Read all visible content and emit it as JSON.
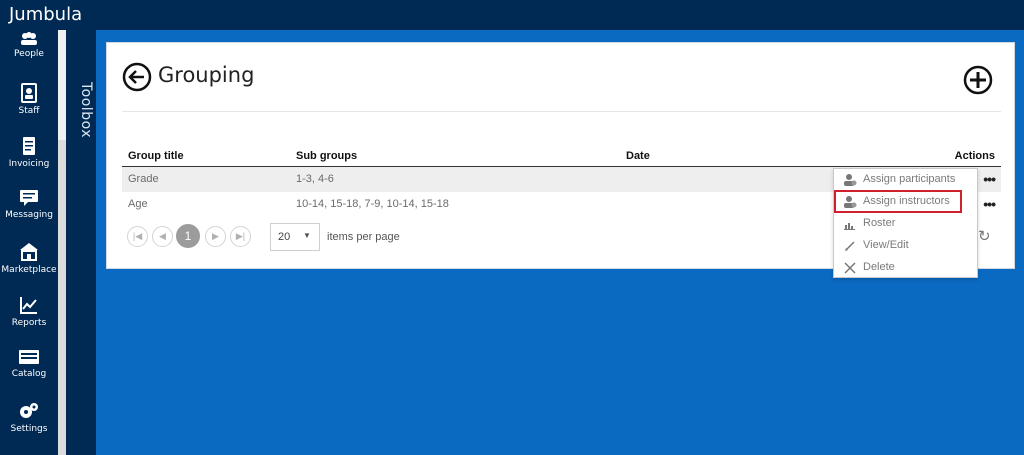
{
  "app": {
    "brand": "Jumbula"
  },
  "sidebar": {
    "items": [
      {
        "label": "People",
        "icon": "people-icon"
      },
      {
        "label": "Staff",
        "icon": "staff-icon"
      },
      {
        "label": "Invoicing",
        "icon": "invoice-icon"
      },
      {
        "label": "Messaging",
        "icon": "message-icon"
      },
      {
        "label": "Marketplace",
        "icon": "marketplace-icon"
      },
      {
        "label": "Reports",
        "icon": "reports-icon"
      },
      {
        "label": "Catalog",
        "icon": "catalog-icon"
      },
      {
        "label": "Settings",
        "icon": "settings-icon"
      }
    ]
  },
  "toolbox": {
    "label": "Toolbox"
  },
  "page": {
    "title": "Grouping"
  },
  "table": {
    "headers": {
      "group_title": "Group title",
      "sub_groups": "Sub groups",
      "date": "Date",
      "actions": "Actions"
    },
    "rows": [
      {
        "group_title": "Grade",
        "sub_groups": "1-3, 4-6",
        "date": "",
        "actions": "•••"
      },
      {
        "group_title": "Age",
        "sub_groups": "10-14, 15-18, 7-9, 10-14, 15-18",
        "date": "",
        "actions": "•••"
      }
    ]
  },
  "pager": {
    "current_page": "1",
    "per_page": "20",
    "per_page_label": "items per page"
  },
  "action_menu": {
    "items": [
      {
        "label": "Assign participants",
        "icon": "assign-participants-icon"
      },
      {
        "label": "Assign instructors",
        "icon": "assign-instructors-icon",
        "highlighted": true
      },
      {
        "label": "Roster",
        "icon": "roster-icon"
      },
      {
        "label": "View/Edit",
        "icon": "edit-icon"
      },
      {
        "label": "Delete",
        "icon": "delete-icon"
      }
    ]
  },
  "colors": {
    "topbar": "#002a54",
    "background": "#0a6ac2",
    "highlight": "#d0202e"
  }
}
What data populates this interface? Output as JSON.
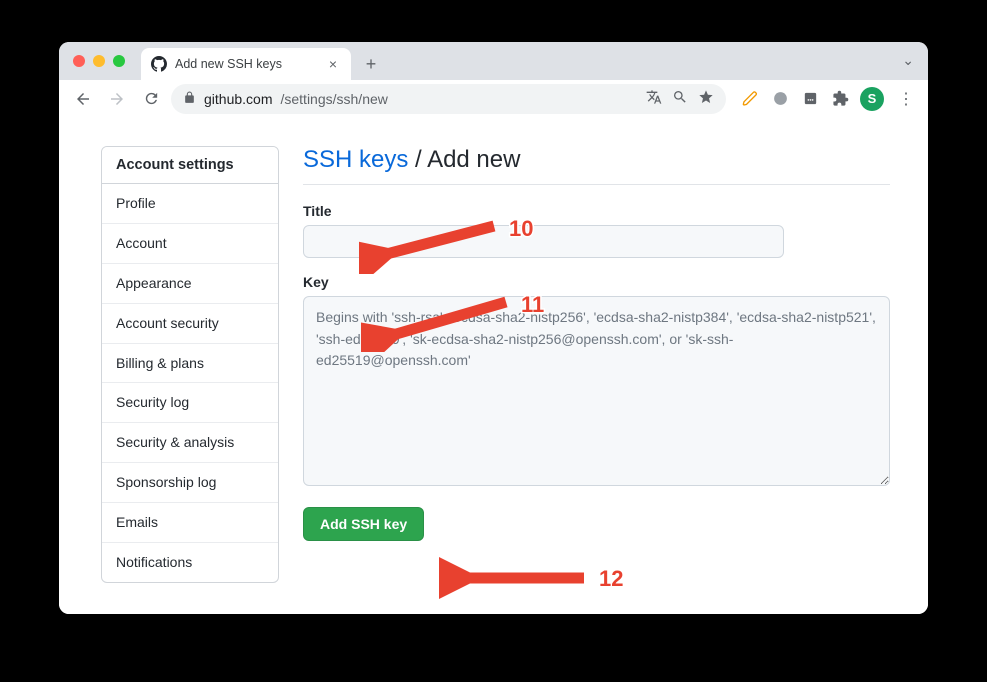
{
  "chrome": {
    "tab_title": "Add new SSH keys",
    "new_tab_glyph": "+",
    "chevron_glyph": "⌄",
    "url_host": "github.com",
    "url_path": "/settings/ssh/new",
    "avatar_letter": "S"
  },
  "sidebar": {
    "heading": "Account settings",
    "items": [
      {
        "label": "Profile"
      },
      {
        "label": "Account"
      },
      {
        "label": "Appearance"
      },
      {
        "label": "Account security"
      },
      {
        "label": "Billing & plans"
      },
      {
        "label": "Security log"
      },
      {
        "label": "Security & analysis"
      },
      {
        "label": "Sponsorship log"
      },
      {
        "label": "Emails"
      },
      {
        "label": "Notifications"
      }
    ]
  },
  "breadcrumb": {
    "link": "SSH keys",
    "sep": " / ",
    "current": "Add new"
  },
  "form": {
    "title_label": "Title",
    "title_value": "",
    "key_label": "Key",
    "key_value": "",
    "key_placeholder": "Begins with 'ssh-rsa', 'ecdsa-sha2-nistp256', 'ecdsa-sha2-nistp384', 'ecdsa-sha2-nistp521', 'ssh-ed25519', 'sk-ecdsa-sha2-nistp256@openssh.com', or 'sk-ssh-ed25519@openssh.com'",
    "submit_label": "Add SSH key"
  },
  "annotations": {
    "a10": "10",
    "a11": "11",
    "a12": "12"
  }
}
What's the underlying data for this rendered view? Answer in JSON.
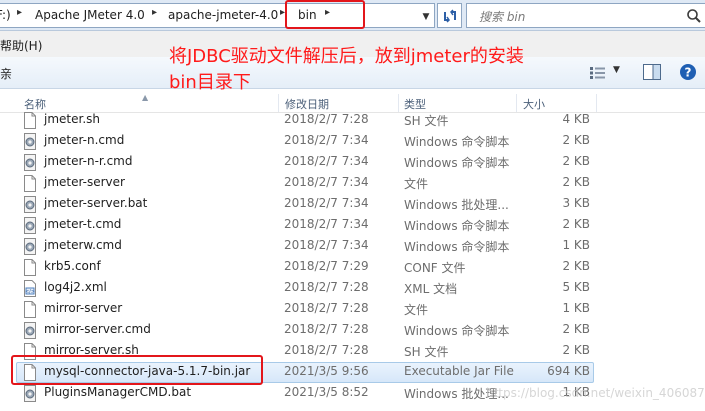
{
  "address_bar": {
    "prefix": "F:)",
    "crumbs": [
      "Apache JMeter 4.0",
      "apache-jmeter-4.0",
      "bin"
    ],
    "search_placeholder": "搜索 bin"
  },
  "menu": {
    "help": "帮助(H)"
  },
  "toolbar": {
    "left_fragment": "亲"
  },
  "annotation": {
    "line1": "将JDBC驱动文件解压后，放到jmeter的安装",
    "line2": "bin目录下"
  },
  "columns": {
    "name": "名称",
    "date": "修改日期",
    "type": "类型",
    "size": "大小"
  },
  "files": [
    {
      "name": "jmeter.sh",
      "date": "2018/2/7 7:28",
      "type": "SH 文件",
      "size": "4 KB",
      "icon": "file-icon"
    },
    {
      "name": "jmeter-n.cmd",
      "date": "2018/2/7 7:34",
      "type": "Windows 命令脚本",
      "size": "2 KB",
      "icon": "cmd-script-icon"
    },
    {
      "name": "jmeter-n-r.cmd",
      "date": "2018/2/7 7:34",
      "type": "Windows 命令脚本",
      "size": "2 KB",
      "icon": "cmd-script-icon"
    },
    {
      "name": "jmeter-server",
      "date": "2018/2/7 7:34",
      "type": "文件",
      "size": "2 KB",
      "icon": "file-icon"
    },
    {
      "name": "jmeter-server.bat",
      "date": "2018/2/7 7:34",
      "type": "Windows 批处理...",
      "size": "3 KB",
      "icon": "batch-file-icon"
    },
    {
      "name": "jmeter-t.cmd",
      "date": "2018/2/7 7:34",
      "type": "Windows 命令脚本",
      "size": "2 KB",
      "icon": "cmd-script-icon"
    },
    {
      "name": "jmeterw.cmd",
      "date": "2018/2/7 7:34",
      "type": "Windows 命令脚本",
      "size": "1 KB",
      "icon": "cmd-script-icon"
    },
    {
      "name": "krb5.conf",
      "date": "2018/2/7 7:29",
      "type": "CONF 文件",
      "size": "2 KB",
      "icon": "file-icon"
    },
    {
      "name": "log4j2.xml",
      "date": "2018/2/7 7:28",
      "type": "XML 文档",
      "size": "5 KB",
      "icon": "xml-file-icon"
    },
    {
      "name": "mirror-server",
      "date": "2018/2/7 7:28",
      "type": "文件",
      "size": "1 KB",
      "icon": "file-icon"
    },
    {
      "name": "mirror-server.cmd",
      "date": "2018/2/7 7:28",
      "type": "Windows 命令脚本",
      "size": "2 KB",
      "icon": "cmd-script-icon"
    },
    {
      "name": "mirror-server.sh",
      "date": "2018/2/7 7:28",
      "type": "SH 文件",
      "size": "2 KB",
      "icon": "file-icon"
    },
    {
      "name": "mysql-connector-java-5.1.7-bin.jar",
      "date": "2021/3/5 9:56",
      "type": "Executable Jar File",
      "size": "694 KB",
      "icon": "jar-file-icon",
      "selected": true
    },
    {
      "name": "PluginsManagerCMD.bat",
      "date": "2021/3/5 8:52",
      "type": "Windows 批处理...",
      "size": "1 KB",
      "icon": "batch-file-icon"
    }
  ],
  "watermark": "https://blog.csdn.net/weixin_40608713"
}
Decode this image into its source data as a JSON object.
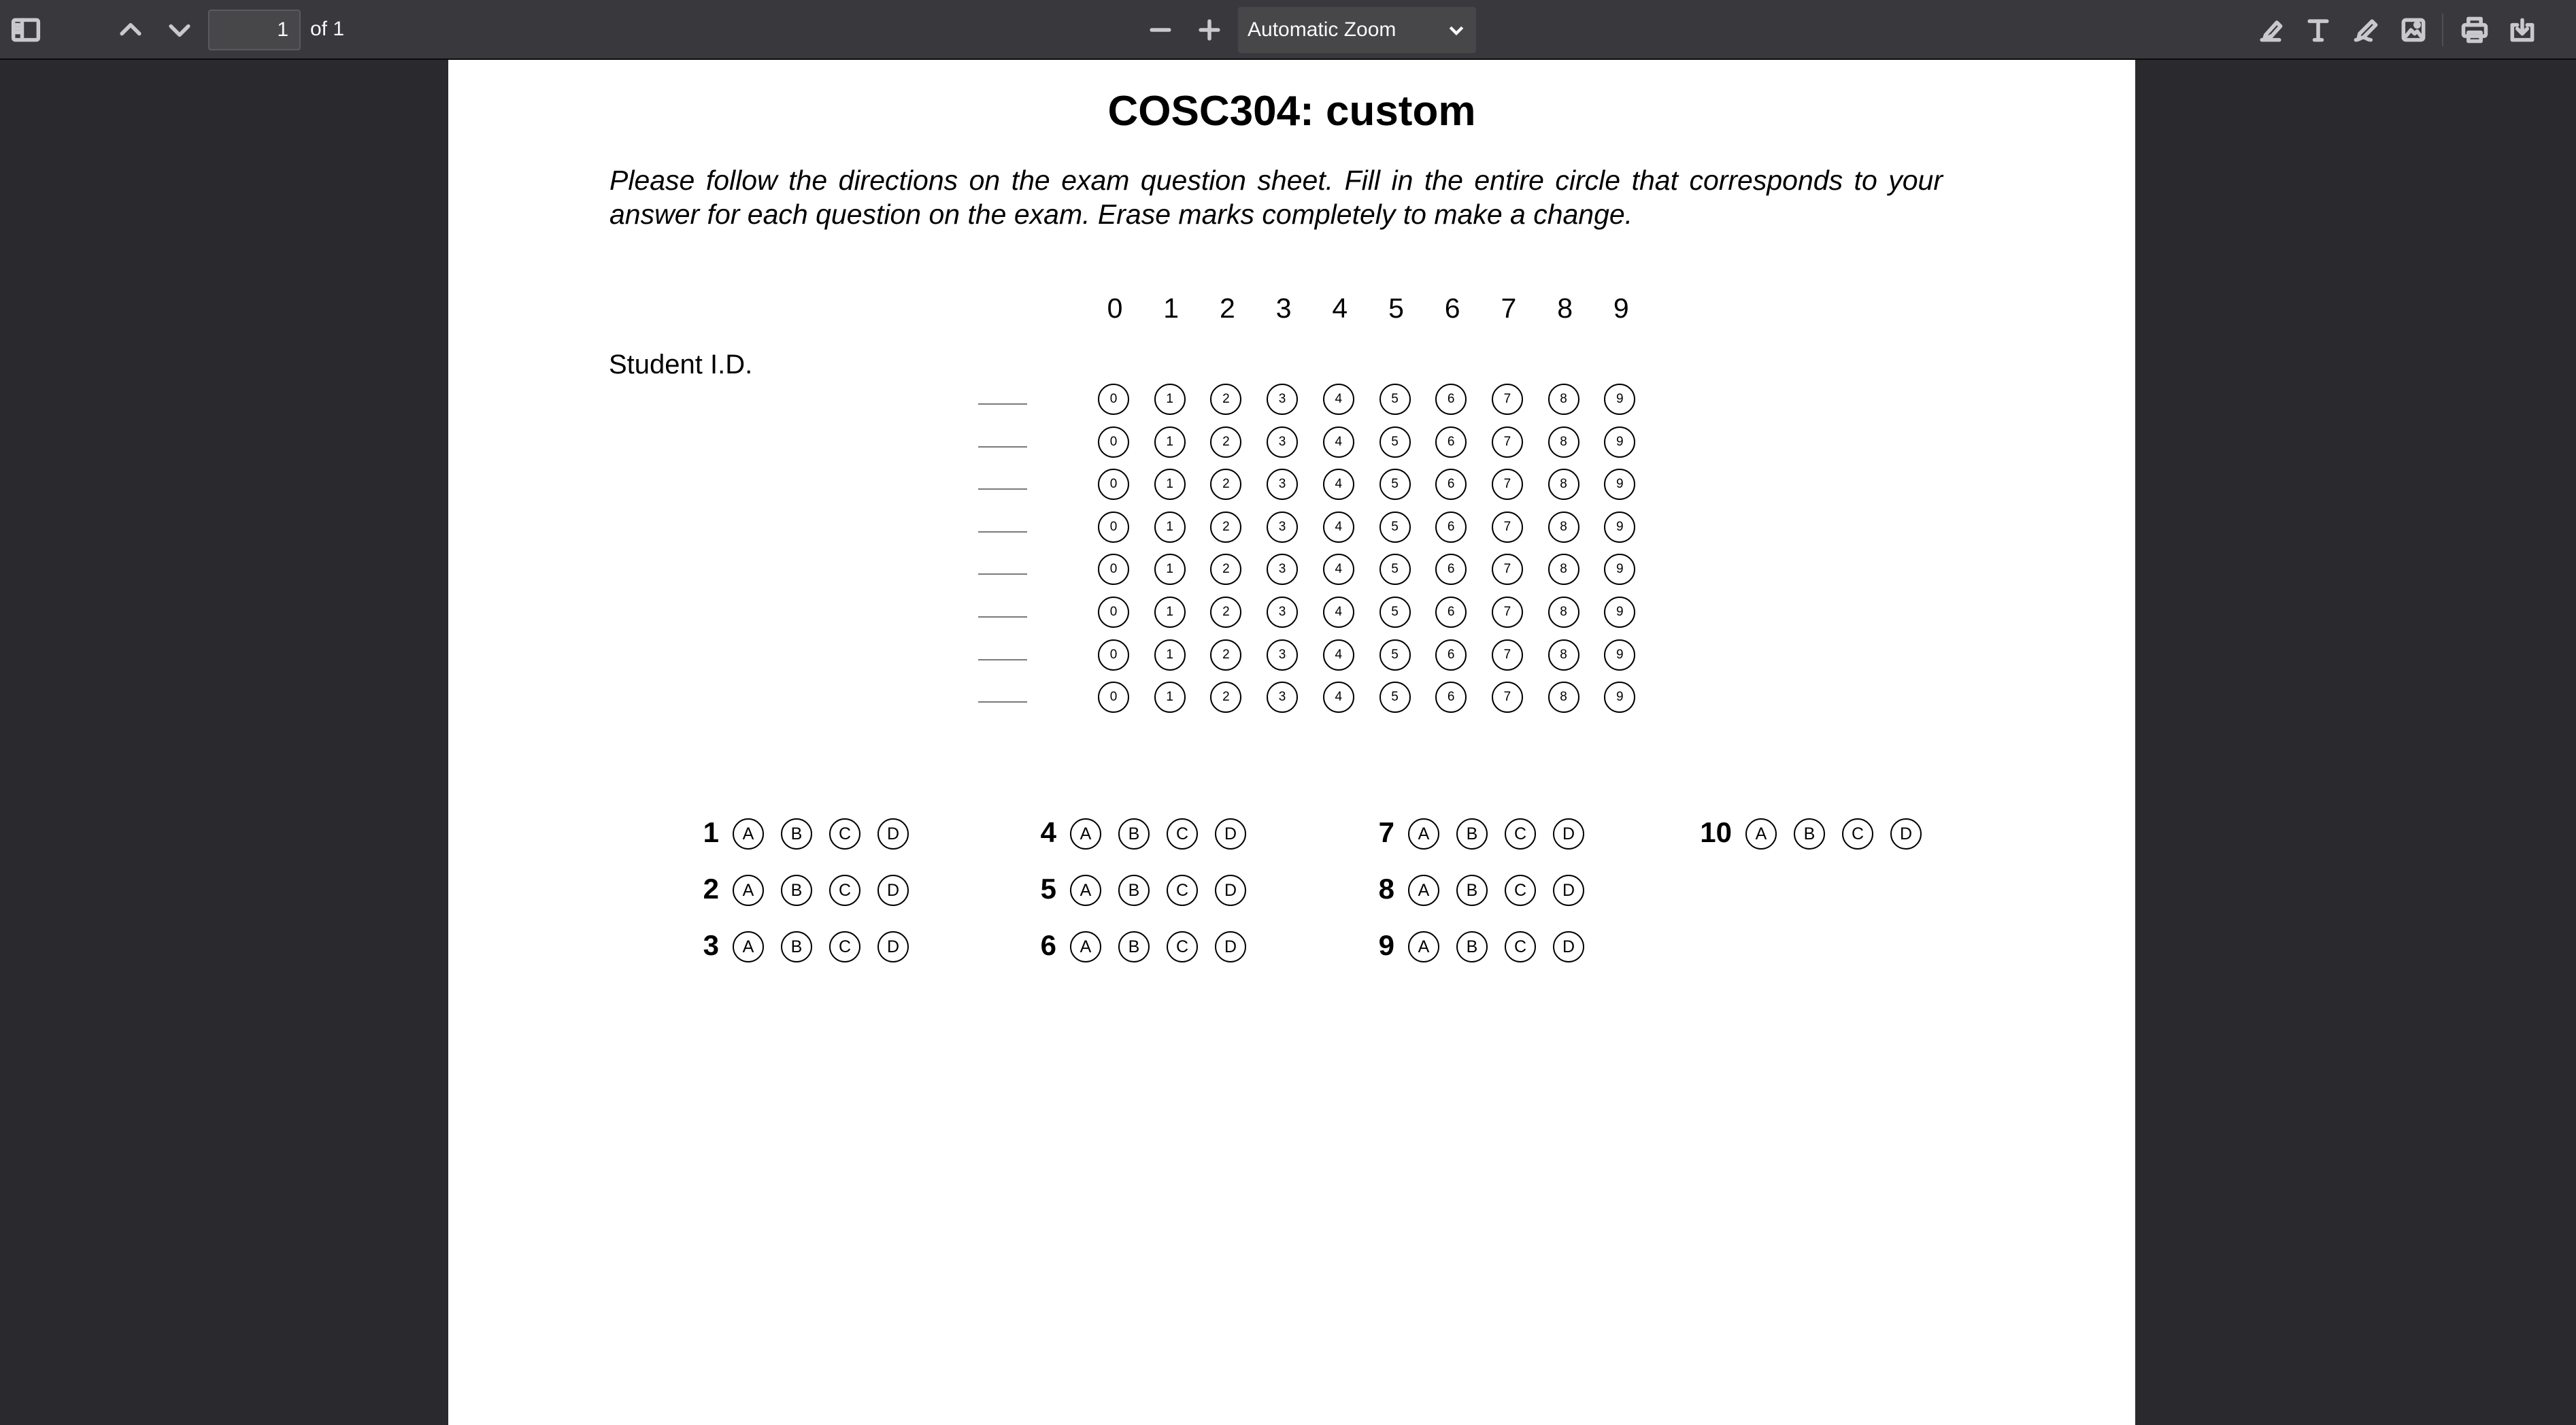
{
  "toolbar": {
    "page_number": "1",
    "page_count": "of 1",
    "zoom_label": "Automatic Zoom"
  },
  "document": {
    "title": "COSC304: custom",
    "instructions": "Please follow the directions on the exam question sheet.  Fill in the entire circle that corresponds to your answer for each question on the exam. Erase marks completely to make a change.",
    "id_label": "Student I.D.",
    "id_digit_headers": [
      "0",
      "1",
      "2",
      "3",
      "4",
      "5",
      "6",
      "7",
      "8",
      "9"
    ],
    "id_rows": 8,
    "id_bubble_labels": [
      "0",
      "1",
      "2",
      "3",
      "4",
      "5",
      "6",
      "7",
      "8",
      "9"
    ],
    "answer_choices": [
      "A",
      "B",
      "C",
      "D"
    ],
    "questions": [
      "1",
      "2",
      "3",
      "4",
      "5",
      "6",
      "7",
      "8",
      "9",
      "10"
    ]
  }
}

--------------------------------

■ TASK TO COMPLETE ■
Transcribe every record above exactly, leaving out the pictures.

■ WRITTEN SOLUTION ■
Read all visible content and emit it as JSON.
{
  "app": {
    "brand": "Jumbula"
  },
  "sidebar": {
    "items": [
      {
        "label": "People",
        "icon": "people-icon"
      },
      {
        "label": "Staff",
        "icon": "staff-icon"
      },
      {
        "label": "Invoicing",
        "icon": "invoice-icon"
      },
      {
        "label": "Messaging",
        "icon": "message-icon"
      },
      {
        "label": "Marketplace",
        "icon": "marketplace-icon"
      },
      {
        "label": "Reports",
        "icon": "reports-icon"
      },
      {
        "label": "Catalog",
        "icon": "catalog-icon"
      },
      {
        "label": "Settings",
        "icon": "settings-icon"
      }
    ]
  },
  "toolbox": {
    "label": "Toolbox"
  },
  "page": {
    "title": "Grouping"
  },
  "table": {
    "headers": {
      "group_title": "Group title",
      "sub_groups": "Sub groups",
      "date": "Date",
      "actions": "Actions"
    },
    "rows": [
      {
        "group_title": "Grade",
        "sub_groups": "1-3, 4-6",
        "date": "",
        "actions": "•••"
      },
      {
        "group_title": "Age",
        "sub_groups": "10-14, 15-18, 7-9, 10-14, 15-18",
        "date": "",
        "actions": "•••"
      }
    ]
  },
  "pager": {
    "current_page": "1",
    "per_page": "20",
    "per_page_label": "items per page"
  },
  "action_menu": {
    "items": [
      {
        "label": "Assign participants",
        "icon": "assign-participants-icon"
      },
      {
        "label": "Assign instructors",
        "icon": "assign-instructors-icon",
        "highlighted": true
      },
      {
        "label": "Roster",
        "icon": "roster-icon"
      },
      {
        "label": "View/Edit",
        "icon": "edit-icon"
      },
      {
        "label": "Delete",
        "icon": "delete-icon"
      }
    ]
  },
  "colors": {
    "topbar": "#002a54",
    "background": "#0a6ac2",
    "highlight": "#d0202e"
  }
}
What data populates this interface? Output as JSON.
{
  "chrome": {
    "tab_title": "Add new SSH keys",
    "new_tab_glyph": "+",
    "chevron_glyph": "⌄",
    "url_host": "github.com",
    "url_path": "/settings/ssh/new",
    "avatar_letter": "S"
  },
  "sidebar": {
    "heading": "Account settings",
    "items": [
      {
        "label": "Profile"
      },
      {
        "label": "Account"
      },
      {
        "label": "Appearance"
      },
      {
        "label": "Account security"
      },
      {
        "label": "Billing & plans"
      },
      {
        "label": "Security log"
      },
      {
        "label": "Security & analysis"
      },
      {
        "label": "Sponsorship log"
      },
      {
        "label": "Emails"
      },
      {
        "label": "Notifications"
      }
    ]
  },
  "breadcrumb": {
    "link": "SSH keys",
    "sep": " / ",
    "current": "Add new"
  },
  "form": {
    "title_label": "Title",
    "title_value": "",
    "key_label": "Key",
    "key_value": "",
    "key_placeholder": "Begins with 'ssh-rsa', 'ecdsa-sha2-nistp256', 'ecdsa-sha2-nistp384', 'ecdsa-sha2-nistp521', 'ssh-ed25519', 'sk-ecdsa-sha2-nistp256@openssh.com', or 'sk-ssh-ed25519@openssh.com'",
    "submit_label": "Add SSH key"
  },
  "annotations": {
    "a10": "10",
    "a11": "11",
    "a12": "12"
  }
}
What's the underlying data for this rendered view? Answer in JSON.
{
  "address_bar": {
    "prefix": "F:)",
    "crumbs": [
      "Apache JMeter 4.0",
      "apache-jmeter-4.0",
      "bin"
    ],
    "search_placeholder": "搜索 bin"
  },
  "menu": {
    "help": "帮助(H)"
  },
  "toolbar": {
    "left_fragment": "亲"
  },
  "annotation": {
    "line1": "将JDBC驱动文件解压后，放到jmeter的安装",
    "line2": "bin目录下"
  },
  "columns": {
    "name": "名称",
    "date": "修改日期",
    "type": "类型",
    "size": "大小"
  },
  "files": [
    {
      "name": "jmeter.sh",
      "date": "2018/2/7 7:28",
      "type": "SH 文件",
      "size": "4 KB",
      "icon": "file-icon"
    },
    {
      "name": "jmeter-n.cmd",
      "date": "2018/2/7 7:34",
      "type": "Windows 命令脚本",
      "size": "2 KB",
      "icon": "cmd-script-icon"
    },
    {
      "name": "jmeter-n-r.cmd",
      "date": "2018/2/7 7:34",
      "type": "Windows 命令脚本",
      "size": "2 KB",
      "icon": "cmd-script-icon"
    },
    {
      "name": "jmeter-server",
      "date": "2018/2/7 7:34",
      "type": "文件",
      "size": "2 KB",
      "icon": "file-icon"
    },
    {
      "name": "jmeter-server.bat",
      "date": "2018/2/7 7:34",
      "type": "Windows 批处理...",
      "size": "3 KB",
      "icon": "batch-file-icon"
    },
    {
      "name": "jmeter-t.cmd",
      "date": "2018/2/7 7:34",
      "type": "Windows 命令脚本",
      "size": "2 KB",
      "icon": "cmd-script-icon"
    },
    {
      "name": "jmeterw.cmd",
      "date": "2018/2/7 7:34",
      "type": "Windows 命令脚本",
      "size": "1 KB",
      "icon": "cmd-script-icon"
    },
    {
      "name": "krb5.conf",
      "date": "2018/2/7 7:29",
      "type": "CONF 文件",
      "size": "2 KB",
      "icon": "file-icon"
    },
    {
      "name": "log4j2.xml",
      "date": "2018/2/7 7:28",
      "type": "XML 文档",
      "size": "5 KB",
      "icon": "xml-file-icon"
    },
    {
      "name": "mirror-server",
      "date": "2018/2/7 7:28",
      "type": "文件",
      "size": "1 KB",
      "icon": "file-icon"
    },
    {
      "name": "mirror-server.cmd",
      "date": "2018/2/7 7:28",
      "type": "Windows 命令脚本",
      "size": "2 KB",
      "icon": "cmd-script-icon"
    },
    {
      "name": "mirror-server.sh",
      "date": "2018/2/7 7:28",
      "type": "SH 文件",
      "size": "2 KB",
      "icon": "file-icon"
    },
    {
      "name": "mysql-connector-java-5.1.7-bin.jar",
      "date": "2021/3/5 9:56",
      "type": "Executable Jar File",
      "size": "694 KB",
      "icon": "jar-file-icon",
      "selected": true
    },
    {
      "name": "PluginsManagerCMD.bat",
      "date": "2021/3/5 8:52",
      "type": "Windows 批处理...",
      "size": "1 KB",
      "icon": "batch-file-icon"
    }
  ],
  "watermark": "https://blog.csdn.net/weixin_40608713"
}
Decode this image into its source data as a JSON object.
{
  "toolbar": {
    "page_number": "1",
    "page_count": "of 1",
    "zoom_label": "Automatic Zoom"
  },
  "document": {
    "title": "COSC304: custom",
    "instructions": "Please follow the directions on the exam question sheet.  Fill in the entire circle that corresponds to your answer for each question on the exam. Erase marks completely to make a change.",
    "id_label": "Student I.D.",
    "id_digit_headers": [
      "0",
      "1",
      "2",
      "3",
      "4",
      "5",
      "6",
      "7",
      "8",
      "9"
    ],
    "id_rows": 8,
    "id_bubble_labels": [
      "0",
      "1",
      "2",
      "3",
      "4",
      "5",
      "6",
      "7",
      "8",
      "9"
    ],
    "answer_choices": [
      "A",
      "B",
      "C",
      "D"
    ],
    "questions": [
      "1",
      "2",
      "3",
      "4",
      "5",
      "6",
      "7",
      "8",
      "9",
      "10"
    ]
  }
}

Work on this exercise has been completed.